-- Start of Listed records --

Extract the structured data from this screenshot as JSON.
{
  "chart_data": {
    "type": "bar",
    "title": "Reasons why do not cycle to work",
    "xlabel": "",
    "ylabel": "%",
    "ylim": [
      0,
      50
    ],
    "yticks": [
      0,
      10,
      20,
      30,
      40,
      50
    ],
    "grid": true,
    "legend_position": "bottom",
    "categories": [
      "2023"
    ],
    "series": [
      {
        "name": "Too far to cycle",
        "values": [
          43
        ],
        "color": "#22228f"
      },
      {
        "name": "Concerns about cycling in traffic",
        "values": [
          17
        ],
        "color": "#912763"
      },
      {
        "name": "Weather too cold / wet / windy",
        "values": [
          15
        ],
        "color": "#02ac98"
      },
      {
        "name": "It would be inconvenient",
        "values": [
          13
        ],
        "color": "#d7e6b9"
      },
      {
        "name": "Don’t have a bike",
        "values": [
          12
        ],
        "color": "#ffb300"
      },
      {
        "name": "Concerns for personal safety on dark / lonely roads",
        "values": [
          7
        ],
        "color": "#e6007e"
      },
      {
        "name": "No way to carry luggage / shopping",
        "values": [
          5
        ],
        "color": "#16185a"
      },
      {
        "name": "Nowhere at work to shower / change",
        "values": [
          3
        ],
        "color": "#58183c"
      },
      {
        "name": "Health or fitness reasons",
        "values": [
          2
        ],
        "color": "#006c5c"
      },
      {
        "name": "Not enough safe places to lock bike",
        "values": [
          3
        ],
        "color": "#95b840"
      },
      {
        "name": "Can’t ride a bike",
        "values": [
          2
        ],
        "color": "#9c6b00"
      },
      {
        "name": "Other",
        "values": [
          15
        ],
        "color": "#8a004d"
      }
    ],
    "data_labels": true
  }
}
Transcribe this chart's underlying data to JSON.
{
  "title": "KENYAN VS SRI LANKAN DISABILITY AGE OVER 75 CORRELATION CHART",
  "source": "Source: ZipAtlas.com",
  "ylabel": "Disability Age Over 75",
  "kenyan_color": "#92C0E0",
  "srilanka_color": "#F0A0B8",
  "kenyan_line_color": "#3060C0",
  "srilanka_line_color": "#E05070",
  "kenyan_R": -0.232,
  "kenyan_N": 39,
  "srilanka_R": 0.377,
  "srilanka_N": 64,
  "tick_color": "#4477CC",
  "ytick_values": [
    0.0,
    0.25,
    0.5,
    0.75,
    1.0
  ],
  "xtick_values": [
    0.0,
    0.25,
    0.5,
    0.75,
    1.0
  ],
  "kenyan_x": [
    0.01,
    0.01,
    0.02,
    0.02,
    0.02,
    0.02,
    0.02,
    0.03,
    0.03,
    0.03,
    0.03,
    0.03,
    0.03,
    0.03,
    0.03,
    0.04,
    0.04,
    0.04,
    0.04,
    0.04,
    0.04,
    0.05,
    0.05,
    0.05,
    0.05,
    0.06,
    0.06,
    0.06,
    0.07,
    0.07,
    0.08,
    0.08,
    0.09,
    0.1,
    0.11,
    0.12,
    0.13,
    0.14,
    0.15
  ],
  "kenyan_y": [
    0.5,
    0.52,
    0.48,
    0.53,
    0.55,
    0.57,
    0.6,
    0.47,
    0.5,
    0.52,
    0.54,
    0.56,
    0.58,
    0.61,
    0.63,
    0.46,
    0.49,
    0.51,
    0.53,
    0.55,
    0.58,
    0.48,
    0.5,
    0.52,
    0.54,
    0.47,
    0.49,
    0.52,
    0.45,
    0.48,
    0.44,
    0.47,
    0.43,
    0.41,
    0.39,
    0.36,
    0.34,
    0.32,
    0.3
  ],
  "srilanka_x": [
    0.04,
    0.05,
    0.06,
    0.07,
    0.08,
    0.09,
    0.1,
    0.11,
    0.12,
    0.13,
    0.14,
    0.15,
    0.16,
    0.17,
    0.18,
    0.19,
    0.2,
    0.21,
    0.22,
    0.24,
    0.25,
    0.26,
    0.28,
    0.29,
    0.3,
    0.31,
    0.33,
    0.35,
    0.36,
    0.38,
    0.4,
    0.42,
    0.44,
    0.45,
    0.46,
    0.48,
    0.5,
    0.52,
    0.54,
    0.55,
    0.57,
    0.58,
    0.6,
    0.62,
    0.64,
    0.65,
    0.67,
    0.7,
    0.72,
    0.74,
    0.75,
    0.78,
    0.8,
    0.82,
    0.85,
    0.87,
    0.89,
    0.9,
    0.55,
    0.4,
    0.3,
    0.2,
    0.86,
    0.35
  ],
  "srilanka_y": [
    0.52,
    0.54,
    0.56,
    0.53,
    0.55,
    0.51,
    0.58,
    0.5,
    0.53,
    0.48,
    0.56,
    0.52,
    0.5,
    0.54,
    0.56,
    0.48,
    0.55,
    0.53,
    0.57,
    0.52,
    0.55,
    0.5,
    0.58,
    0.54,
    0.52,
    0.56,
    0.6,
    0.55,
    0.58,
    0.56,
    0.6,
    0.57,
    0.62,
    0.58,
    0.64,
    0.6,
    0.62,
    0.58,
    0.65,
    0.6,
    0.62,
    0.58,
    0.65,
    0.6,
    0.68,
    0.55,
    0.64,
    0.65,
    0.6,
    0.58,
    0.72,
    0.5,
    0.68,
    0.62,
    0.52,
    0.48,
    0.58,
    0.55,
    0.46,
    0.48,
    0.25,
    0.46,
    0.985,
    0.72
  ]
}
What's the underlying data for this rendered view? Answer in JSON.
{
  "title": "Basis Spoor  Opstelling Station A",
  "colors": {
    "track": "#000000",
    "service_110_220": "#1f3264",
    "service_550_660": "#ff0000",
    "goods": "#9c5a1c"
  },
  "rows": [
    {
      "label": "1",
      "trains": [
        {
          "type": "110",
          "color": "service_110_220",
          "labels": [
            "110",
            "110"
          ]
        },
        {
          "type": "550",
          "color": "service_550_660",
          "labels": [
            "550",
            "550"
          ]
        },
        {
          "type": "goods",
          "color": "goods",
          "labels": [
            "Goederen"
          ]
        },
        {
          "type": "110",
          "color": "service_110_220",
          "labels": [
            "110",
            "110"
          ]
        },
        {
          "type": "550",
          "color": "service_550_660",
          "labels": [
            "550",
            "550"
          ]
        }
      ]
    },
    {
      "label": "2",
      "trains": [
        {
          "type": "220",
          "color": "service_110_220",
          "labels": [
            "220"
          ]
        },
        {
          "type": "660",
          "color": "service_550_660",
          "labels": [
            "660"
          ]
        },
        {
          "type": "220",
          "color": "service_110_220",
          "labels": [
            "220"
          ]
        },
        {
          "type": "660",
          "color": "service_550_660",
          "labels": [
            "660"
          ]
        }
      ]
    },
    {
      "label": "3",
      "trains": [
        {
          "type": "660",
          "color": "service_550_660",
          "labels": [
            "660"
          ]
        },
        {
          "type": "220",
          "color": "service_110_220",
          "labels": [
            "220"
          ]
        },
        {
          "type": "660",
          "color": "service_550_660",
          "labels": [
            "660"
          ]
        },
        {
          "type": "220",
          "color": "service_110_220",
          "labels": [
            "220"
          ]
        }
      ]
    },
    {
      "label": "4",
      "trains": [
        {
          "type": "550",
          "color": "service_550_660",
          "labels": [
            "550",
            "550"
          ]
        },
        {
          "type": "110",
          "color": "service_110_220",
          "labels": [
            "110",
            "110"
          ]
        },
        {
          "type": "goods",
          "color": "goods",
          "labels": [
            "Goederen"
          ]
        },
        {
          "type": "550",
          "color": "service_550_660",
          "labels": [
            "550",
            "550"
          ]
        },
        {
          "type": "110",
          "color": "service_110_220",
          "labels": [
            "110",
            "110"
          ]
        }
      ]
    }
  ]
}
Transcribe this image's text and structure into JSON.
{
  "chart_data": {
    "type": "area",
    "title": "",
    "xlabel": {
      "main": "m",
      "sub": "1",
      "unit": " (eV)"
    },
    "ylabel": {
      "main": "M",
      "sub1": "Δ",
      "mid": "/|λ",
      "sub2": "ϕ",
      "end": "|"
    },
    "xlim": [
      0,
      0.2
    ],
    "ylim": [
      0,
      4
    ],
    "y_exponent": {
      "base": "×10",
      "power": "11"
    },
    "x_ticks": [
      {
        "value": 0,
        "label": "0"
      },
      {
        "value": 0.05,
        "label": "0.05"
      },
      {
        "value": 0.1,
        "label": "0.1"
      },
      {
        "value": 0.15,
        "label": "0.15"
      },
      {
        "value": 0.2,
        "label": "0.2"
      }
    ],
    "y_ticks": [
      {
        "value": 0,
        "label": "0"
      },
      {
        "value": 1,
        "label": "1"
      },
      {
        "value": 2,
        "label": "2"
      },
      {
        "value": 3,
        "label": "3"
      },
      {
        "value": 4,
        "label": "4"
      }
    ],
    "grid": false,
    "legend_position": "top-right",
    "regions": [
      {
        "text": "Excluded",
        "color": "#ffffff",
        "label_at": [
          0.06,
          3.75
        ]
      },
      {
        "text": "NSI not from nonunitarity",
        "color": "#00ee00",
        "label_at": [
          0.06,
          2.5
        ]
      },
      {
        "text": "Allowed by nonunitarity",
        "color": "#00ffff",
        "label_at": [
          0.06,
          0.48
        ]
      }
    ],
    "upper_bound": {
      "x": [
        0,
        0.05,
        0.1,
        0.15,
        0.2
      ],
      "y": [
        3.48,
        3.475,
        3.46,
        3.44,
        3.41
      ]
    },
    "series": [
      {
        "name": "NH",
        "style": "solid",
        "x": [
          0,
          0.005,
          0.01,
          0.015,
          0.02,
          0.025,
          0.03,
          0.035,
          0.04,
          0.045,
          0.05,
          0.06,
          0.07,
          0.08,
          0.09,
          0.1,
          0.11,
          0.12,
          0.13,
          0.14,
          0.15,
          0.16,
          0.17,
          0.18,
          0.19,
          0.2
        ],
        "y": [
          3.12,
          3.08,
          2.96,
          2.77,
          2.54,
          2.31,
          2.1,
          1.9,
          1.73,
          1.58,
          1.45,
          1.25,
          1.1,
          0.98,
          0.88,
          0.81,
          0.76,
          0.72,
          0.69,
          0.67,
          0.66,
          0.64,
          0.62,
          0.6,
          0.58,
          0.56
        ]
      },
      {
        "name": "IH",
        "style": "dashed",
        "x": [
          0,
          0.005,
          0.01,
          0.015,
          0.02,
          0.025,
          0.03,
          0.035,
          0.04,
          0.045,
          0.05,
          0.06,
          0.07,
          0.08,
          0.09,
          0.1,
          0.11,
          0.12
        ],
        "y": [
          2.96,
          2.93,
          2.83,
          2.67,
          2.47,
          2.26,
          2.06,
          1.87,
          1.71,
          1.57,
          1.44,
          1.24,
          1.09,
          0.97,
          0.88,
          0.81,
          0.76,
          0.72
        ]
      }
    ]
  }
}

-- End of Listed records --

● Short problem
Pull every line containing the word "ylabel" out of the material.

● Answer for the task
    "ylabel": "%",
  "ylabel": "Disability Age Over 75",
    "ylabel": {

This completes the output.